◆ Record list

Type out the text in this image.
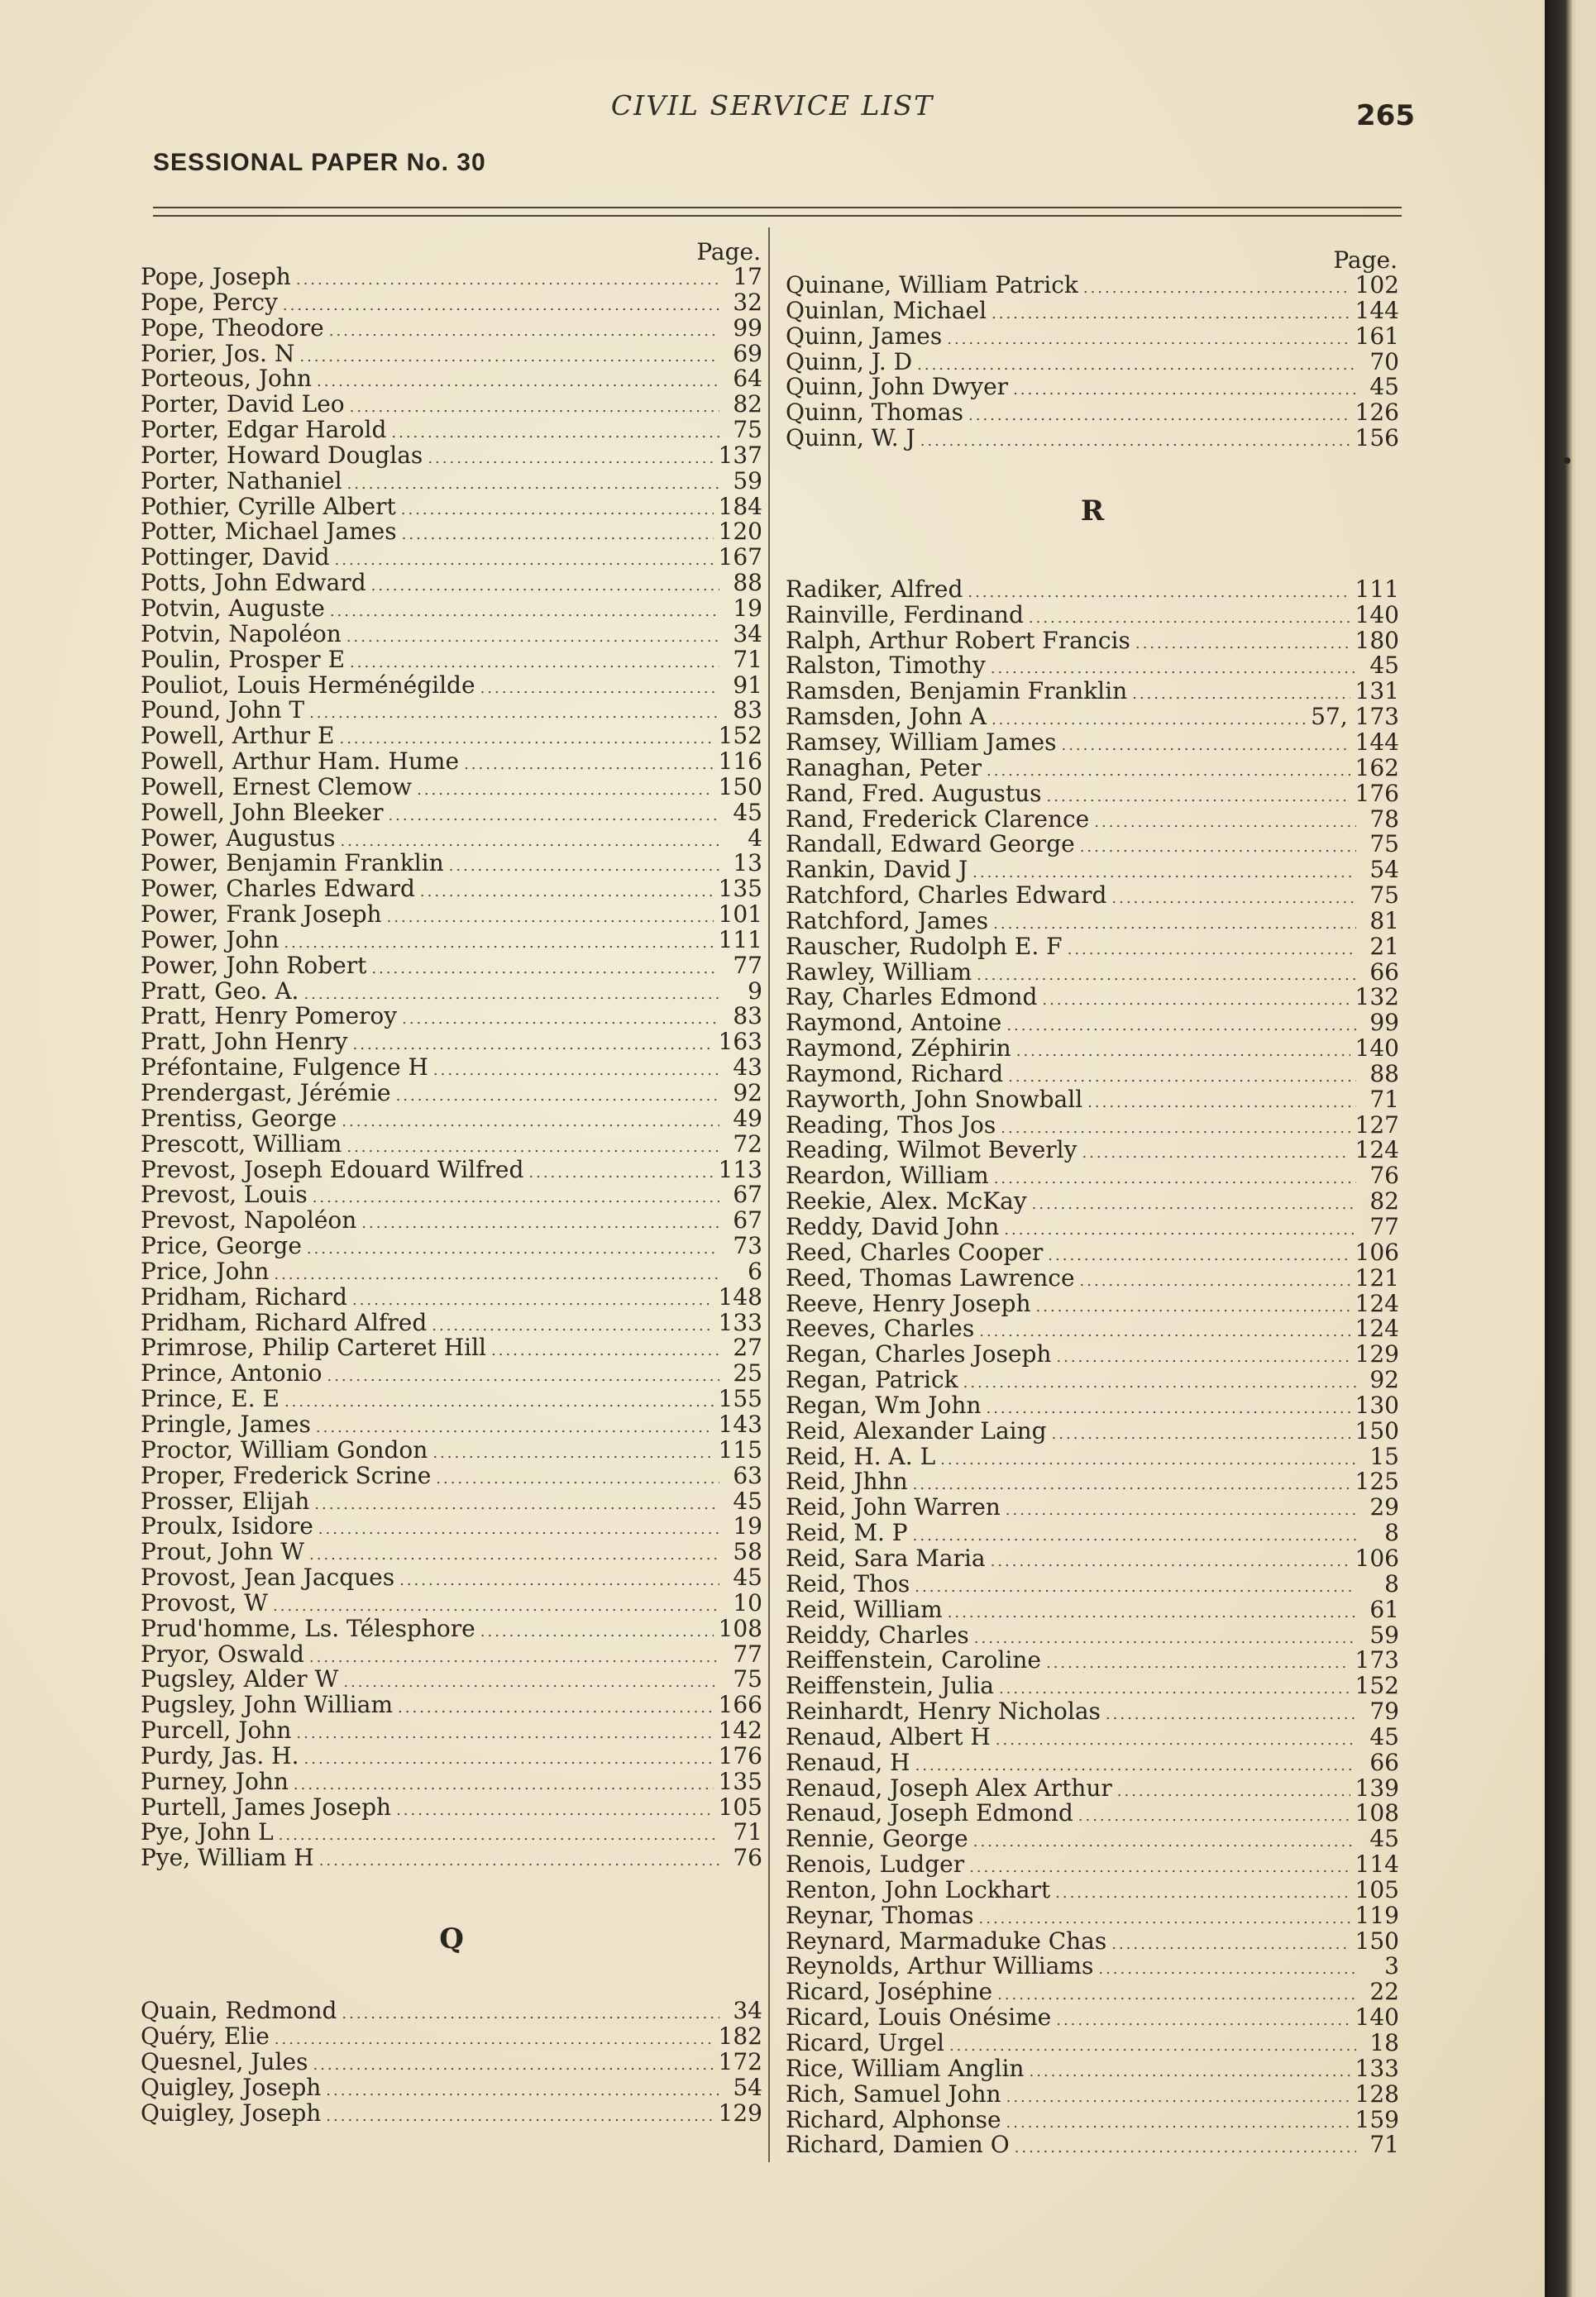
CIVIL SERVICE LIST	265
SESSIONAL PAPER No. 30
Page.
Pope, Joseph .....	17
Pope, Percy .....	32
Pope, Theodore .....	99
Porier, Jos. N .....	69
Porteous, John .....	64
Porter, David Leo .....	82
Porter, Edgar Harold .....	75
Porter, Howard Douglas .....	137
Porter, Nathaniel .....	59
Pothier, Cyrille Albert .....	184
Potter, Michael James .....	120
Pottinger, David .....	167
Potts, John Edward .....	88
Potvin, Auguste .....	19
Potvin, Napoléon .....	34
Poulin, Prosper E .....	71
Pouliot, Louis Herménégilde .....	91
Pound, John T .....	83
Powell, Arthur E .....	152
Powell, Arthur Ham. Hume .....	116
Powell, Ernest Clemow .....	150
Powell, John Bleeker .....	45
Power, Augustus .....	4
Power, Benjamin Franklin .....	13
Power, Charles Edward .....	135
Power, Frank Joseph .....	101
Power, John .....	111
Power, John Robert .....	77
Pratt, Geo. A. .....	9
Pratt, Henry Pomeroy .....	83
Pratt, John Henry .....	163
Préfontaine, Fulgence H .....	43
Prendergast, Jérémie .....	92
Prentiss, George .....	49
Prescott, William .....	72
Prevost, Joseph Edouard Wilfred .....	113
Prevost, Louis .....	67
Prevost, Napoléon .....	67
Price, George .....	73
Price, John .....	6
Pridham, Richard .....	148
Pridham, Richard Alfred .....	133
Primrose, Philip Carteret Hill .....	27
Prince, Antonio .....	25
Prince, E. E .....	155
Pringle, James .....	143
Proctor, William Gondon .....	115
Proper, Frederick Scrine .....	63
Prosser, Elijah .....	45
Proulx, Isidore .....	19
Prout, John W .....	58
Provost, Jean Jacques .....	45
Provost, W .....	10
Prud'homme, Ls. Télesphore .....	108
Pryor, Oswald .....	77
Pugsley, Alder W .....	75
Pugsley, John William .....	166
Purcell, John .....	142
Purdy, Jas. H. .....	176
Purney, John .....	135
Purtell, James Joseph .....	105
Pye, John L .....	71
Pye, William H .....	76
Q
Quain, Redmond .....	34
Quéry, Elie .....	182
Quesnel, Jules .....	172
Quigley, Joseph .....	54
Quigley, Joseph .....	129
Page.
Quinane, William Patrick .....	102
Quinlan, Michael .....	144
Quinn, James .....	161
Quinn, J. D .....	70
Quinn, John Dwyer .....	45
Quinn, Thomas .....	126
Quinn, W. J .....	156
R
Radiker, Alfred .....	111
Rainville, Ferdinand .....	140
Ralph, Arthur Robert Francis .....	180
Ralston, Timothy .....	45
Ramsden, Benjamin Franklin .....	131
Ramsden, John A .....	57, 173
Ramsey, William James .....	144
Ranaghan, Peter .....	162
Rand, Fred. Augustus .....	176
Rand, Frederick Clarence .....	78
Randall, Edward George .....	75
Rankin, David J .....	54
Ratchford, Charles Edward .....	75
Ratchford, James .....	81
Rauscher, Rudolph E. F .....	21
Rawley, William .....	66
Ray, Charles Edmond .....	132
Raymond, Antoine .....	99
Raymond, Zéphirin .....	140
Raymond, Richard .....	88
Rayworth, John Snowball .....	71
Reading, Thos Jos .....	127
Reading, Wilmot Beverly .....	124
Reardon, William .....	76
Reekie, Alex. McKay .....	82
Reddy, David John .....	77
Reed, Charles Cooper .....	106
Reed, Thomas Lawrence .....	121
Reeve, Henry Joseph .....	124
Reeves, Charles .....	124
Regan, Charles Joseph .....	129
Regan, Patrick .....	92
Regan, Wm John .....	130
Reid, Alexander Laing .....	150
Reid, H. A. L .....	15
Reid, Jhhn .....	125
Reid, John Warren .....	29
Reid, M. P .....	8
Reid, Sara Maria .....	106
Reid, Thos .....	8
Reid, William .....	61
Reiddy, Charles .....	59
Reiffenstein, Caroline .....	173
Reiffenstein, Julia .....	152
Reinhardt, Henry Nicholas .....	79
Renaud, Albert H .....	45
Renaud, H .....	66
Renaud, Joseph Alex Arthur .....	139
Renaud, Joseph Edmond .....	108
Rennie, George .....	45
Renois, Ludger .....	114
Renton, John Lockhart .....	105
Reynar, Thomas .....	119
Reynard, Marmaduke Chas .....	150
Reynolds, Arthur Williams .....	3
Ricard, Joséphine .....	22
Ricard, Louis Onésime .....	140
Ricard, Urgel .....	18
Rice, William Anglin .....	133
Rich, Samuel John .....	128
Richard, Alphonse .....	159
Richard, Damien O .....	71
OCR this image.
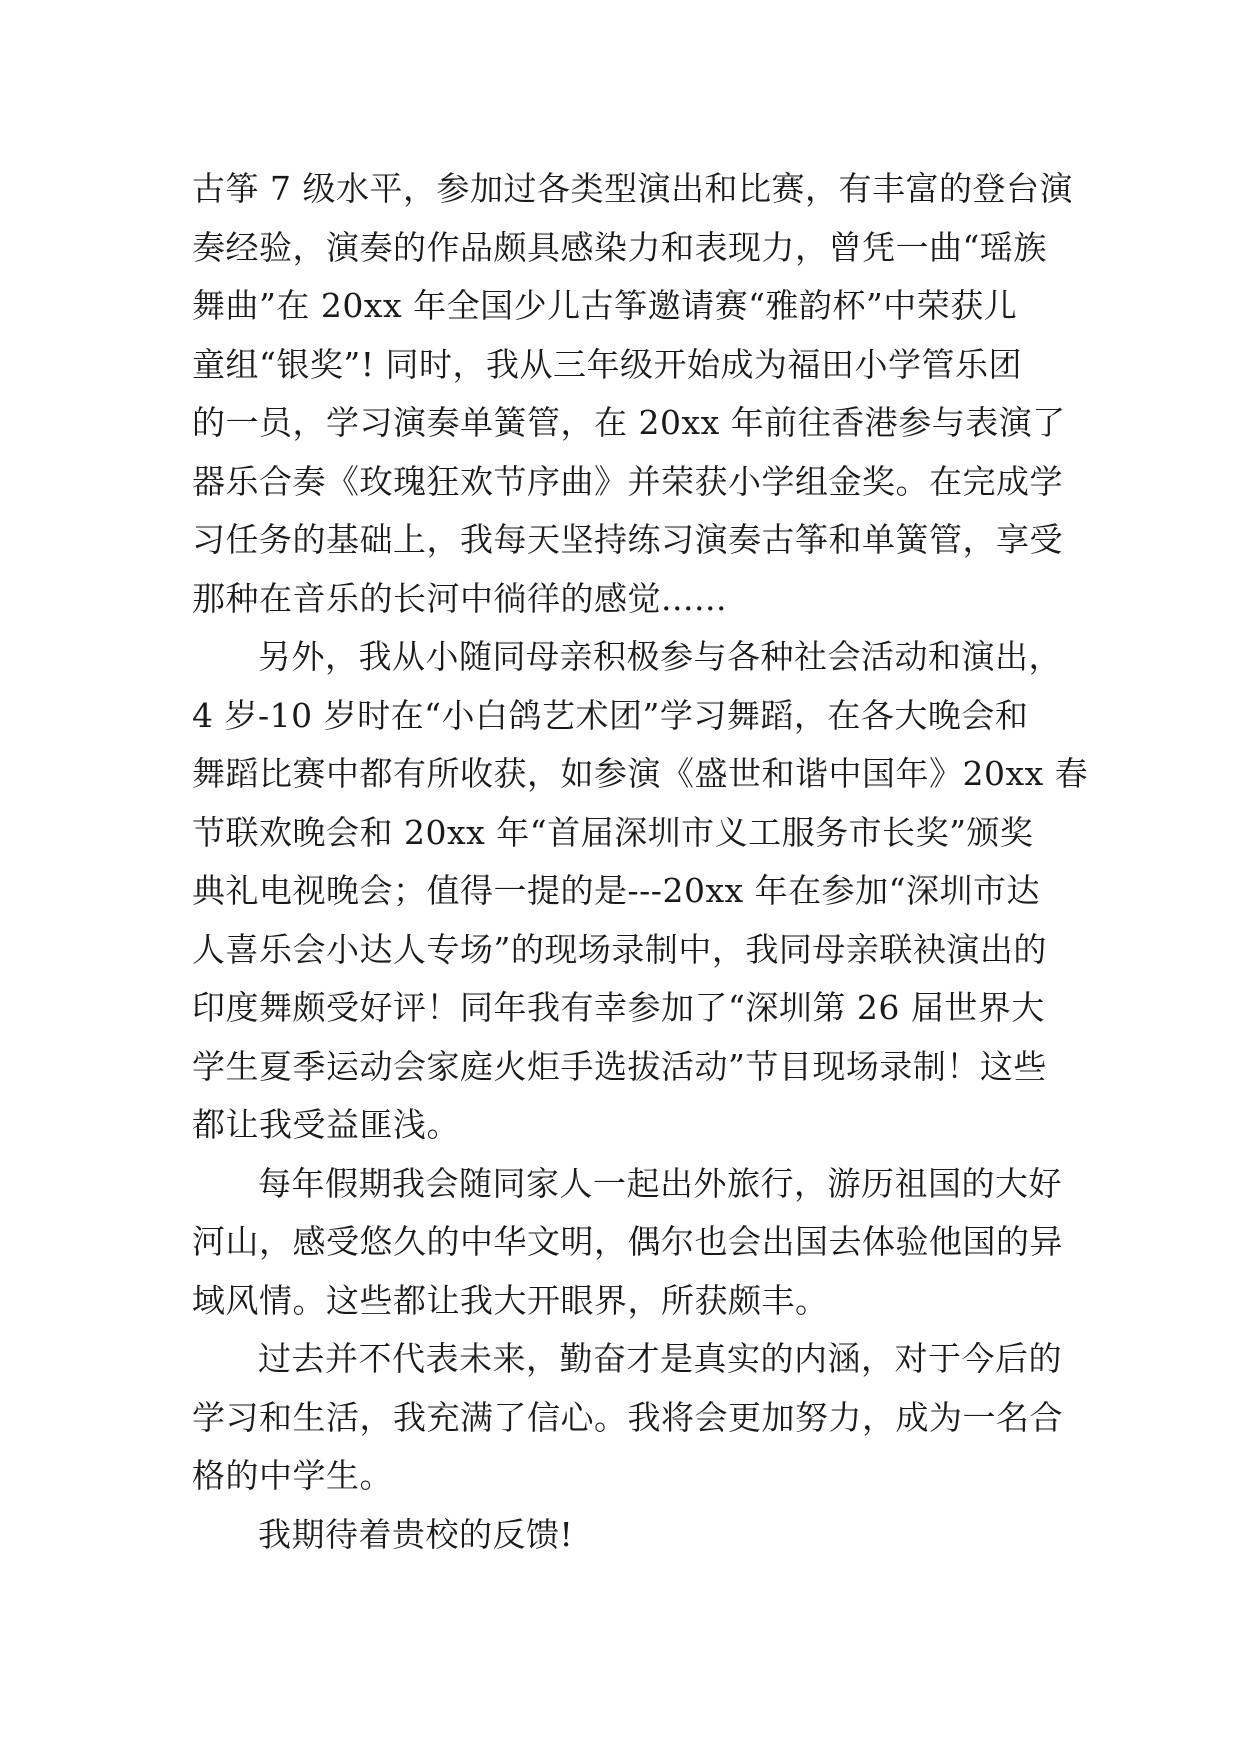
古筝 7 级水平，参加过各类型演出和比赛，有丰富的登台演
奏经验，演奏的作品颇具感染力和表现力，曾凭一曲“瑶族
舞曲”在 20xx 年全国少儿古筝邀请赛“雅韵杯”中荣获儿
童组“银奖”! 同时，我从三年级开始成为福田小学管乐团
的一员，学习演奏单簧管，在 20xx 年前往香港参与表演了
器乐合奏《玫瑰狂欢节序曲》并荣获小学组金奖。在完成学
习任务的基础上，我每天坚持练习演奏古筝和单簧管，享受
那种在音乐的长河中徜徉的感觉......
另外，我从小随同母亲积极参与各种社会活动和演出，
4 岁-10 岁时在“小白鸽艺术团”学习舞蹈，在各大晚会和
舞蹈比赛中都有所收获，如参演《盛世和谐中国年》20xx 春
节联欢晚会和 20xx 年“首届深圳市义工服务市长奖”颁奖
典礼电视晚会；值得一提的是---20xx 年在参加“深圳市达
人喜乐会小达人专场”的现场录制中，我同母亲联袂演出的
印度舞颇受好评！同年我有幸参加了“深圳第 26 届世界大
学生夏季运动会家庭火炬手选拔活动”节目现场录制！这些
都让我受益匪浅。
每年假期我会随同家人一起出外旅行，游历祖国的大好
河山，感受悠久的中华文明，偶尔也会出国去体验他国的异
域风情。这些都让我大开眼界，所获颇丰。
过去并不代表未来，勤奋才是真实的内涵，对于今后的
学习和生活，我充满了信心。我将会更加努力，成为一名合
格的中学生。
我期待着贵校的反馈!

◆ Work to complete
Copy every single line of the material above that holds "Henry".

◆ Solution
Pratt, Henry Pomeroy .....	83
Pratt, John Henry .....	163
Reeve, Henry Joseph .....	124
Reinhardt, Henry Nicholas .....	79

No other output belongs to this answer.